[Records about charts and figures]
********

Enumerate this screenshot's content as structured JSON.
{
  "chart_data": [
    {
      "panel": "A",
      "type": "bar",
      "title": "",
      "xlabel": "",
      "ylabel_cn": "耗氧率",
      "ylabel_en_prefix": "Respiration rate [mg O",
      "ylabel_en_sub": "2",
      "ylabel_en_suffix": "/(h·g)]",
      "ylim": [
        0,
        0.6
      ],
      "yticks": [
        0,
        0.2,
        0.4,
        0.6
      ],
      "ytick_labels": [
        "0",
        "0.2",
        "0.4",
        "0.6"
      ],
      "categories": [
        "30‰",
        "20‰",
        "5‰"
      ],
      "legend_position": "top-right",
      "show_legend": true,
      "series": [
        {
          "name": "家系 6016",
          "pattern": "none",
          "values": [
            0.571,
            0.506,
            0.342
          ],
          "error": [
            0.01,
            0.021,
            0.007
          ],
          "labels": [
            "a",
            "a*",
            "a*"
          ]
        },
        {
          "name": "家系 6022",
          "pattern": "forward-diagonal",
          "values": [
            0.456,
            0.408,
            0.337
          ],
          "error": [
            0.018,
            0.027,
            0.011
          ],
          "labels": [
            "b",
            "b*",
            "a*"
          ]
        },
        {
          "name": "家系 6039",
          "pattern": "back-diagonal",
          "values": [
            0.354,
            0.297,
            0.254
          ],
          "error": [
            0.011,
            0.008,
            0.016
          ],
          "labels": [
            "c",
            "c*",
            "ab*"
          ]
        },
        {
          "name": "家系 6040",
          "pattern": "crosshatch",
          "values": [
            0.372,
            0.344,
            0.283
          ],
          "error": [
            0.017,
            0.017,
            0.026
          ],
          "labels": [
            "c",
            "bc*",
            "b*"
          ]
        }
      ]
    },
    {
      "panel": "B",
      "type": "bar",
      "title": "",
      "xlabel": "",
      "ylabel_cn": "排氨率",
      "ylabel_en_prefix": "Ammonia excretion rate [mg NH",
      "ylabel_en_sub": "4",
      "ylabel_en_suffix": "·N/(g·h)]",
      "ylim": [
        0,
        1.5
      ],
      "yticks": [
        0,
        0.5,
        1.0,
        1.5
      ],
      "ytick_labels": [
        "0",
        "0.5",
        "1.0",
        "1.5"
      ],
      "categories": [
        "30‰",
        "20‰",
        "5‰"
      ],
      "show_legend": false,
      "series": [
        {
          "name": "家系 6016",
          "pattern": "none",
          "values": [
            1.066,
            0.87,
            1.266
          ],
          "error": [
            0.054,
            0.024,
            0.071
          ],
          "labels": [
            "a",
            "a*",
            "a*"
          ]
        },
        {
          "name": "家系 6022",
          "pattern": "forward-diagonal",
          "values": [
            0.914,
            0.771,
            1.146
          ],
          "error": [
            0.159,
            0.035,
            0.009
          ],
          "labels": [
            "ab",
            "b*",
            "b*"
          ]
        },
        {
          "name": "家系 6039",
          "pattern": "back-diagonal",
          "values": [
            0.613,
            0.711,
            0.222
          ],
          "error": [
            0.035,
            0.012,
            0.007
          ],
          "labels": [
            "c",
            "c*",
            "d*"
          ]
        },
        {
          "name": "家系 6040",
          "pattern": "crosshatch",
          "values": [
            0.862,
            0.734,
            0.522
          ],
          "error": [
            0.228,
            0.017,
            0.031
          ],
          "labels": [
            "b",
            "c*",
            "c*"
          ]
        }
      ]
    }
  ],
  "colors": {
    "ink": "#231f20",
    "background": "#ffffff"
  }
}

********

● Exercise task
Reproduce the data in full, exactly as presented.

● Task output
Enumerate this screenshot's content as structured JSON.
{
  "chart_data": [
    {
      "panel": "A",
      "type": "bar",
      "title": "",
      "xlabel": "",
      "ylabel_cn": "耗氧率",
      "ylabel_en_prefix": "Respiration rate [mg O",
      "ylabel_en_sub": "2",
      "ylabel_en_suffix": "/(h·g)]",
      "ylim": [
        0,
        0.6
      ],
      "yticks": [
        0,
        0.2,
        0.4,
        0.6
      ],
      "ytick_labels": [
        "0",
        "0.2",
        "0.4",
        "0.6"
      ],
      "categories": [
        "30‰",
        "20‰",
        "5‰"
      ],
      "legend_position": "top-right",
      "show_legend": true,
      "series": [
        {
          "name": "家系 6016",
          "pattern": "none",
          "values": [
            0.571,
            0.506,
            0.342
          ],
          "error": [
            0.01,
            0.021,
            0.007
          ],
          "labels": [
            "a",
            "a*",
            "a*"
          ]
        },
        {
          "name": "家系 6022",
          "pattern": "forward-diagonal",
          "values": [
            0.456,
            0.408,
            0.337
          ],
          "error": [
            0.018,
            0.027,
            0.011
          ],
          "labels": [
            "b",
            "b*",
            "a*"
          ]
        },
        {
          "name": "家系 6039",
          "pattern": "back-diagonal",
          "values": [
            0.354,
            0.297,
            0.254
          ],
          "error": [
            0.011,
            0.008,
            0.016
          ],
          "labels": [
            "c",
            "c*",
            "ab*"
          ]
        },
        {
          "name": "家系 6040",
          "pattern": "crosshatch",
          "values": [
            0.372,
            0.344,
            0.283
          ],
          "error": [
            0.017,
            0.017,
            0.026
          ],
          "labels": [
            "c",
            "bc*",
            "b*"
          ]
        }
      ]
    },
    {
      "panel": "B",
      "type": "bar",
      "title": "",
      "xlabel": "",
      "ylabel_cn": "排氨率",
      "ylabel_en_prefix": "Ammonia excretion rate [mg NH",
      "ylabel_en_sub": "4",
      "ylabel_en_suffix": "·N/(g·h)]",
      "ylim": [
        0,
        1.5
      ],
      "yticks": [
        0,
        0.5,
        1.0,
        1.5
      ],
      "ytick_labels": [
        "0",
        "0.5",
        "1.0",
        "1.5"
      ],
      "categories": [
        "30‰",
        "20‰",
        "5‰"
      ],
      "show_legend": false,
      "series": [
        {
          "name": "家系 6016",
          "pattern": "none",
          "values": [
            1.066,
            0.87,
            1.266
          ],
          "error": [
            0.054,
            0.024,
            0.071
          ],
          "labels": [
            "a",
            "a*",
            "a*"
          ]
        },
        {
          "name": "家系 6022",
          "pattern": "forward-diagonal",
          "values": [
            0.914,
            0.771,
            1.146
          ],
          "error": [
            0.159,
            0.035,
            0.009
          ],
          "labels": [
            "ab",
            "b*",
            "b*"
          ]
        },
        {
          "name": "家系 6039",
          "pattern": "back-diagonal",
          "values": [
            0.613,
            0.711,
            0.222
          ],
          "error": [
            0.035,
            0.012,
            0.007
          ],
          "labels": [
            "c",
            "c*",
            "d*"
          ]
        },
        {
          "name": "家系 6040",
          "pattern": "crosshatch",
          "values": [
            0.862,
            0.734,
            0.522
          ],
          "error": [
            0.228,
            0.017,
            0.031
          ],
          "labels": [
            "b",
            "c*",
            "c*"
          ]
        }
      ]
    }
  ],
  "colors": {
    "ink": "#231f20",
    "background": "#ffffff"
  }
}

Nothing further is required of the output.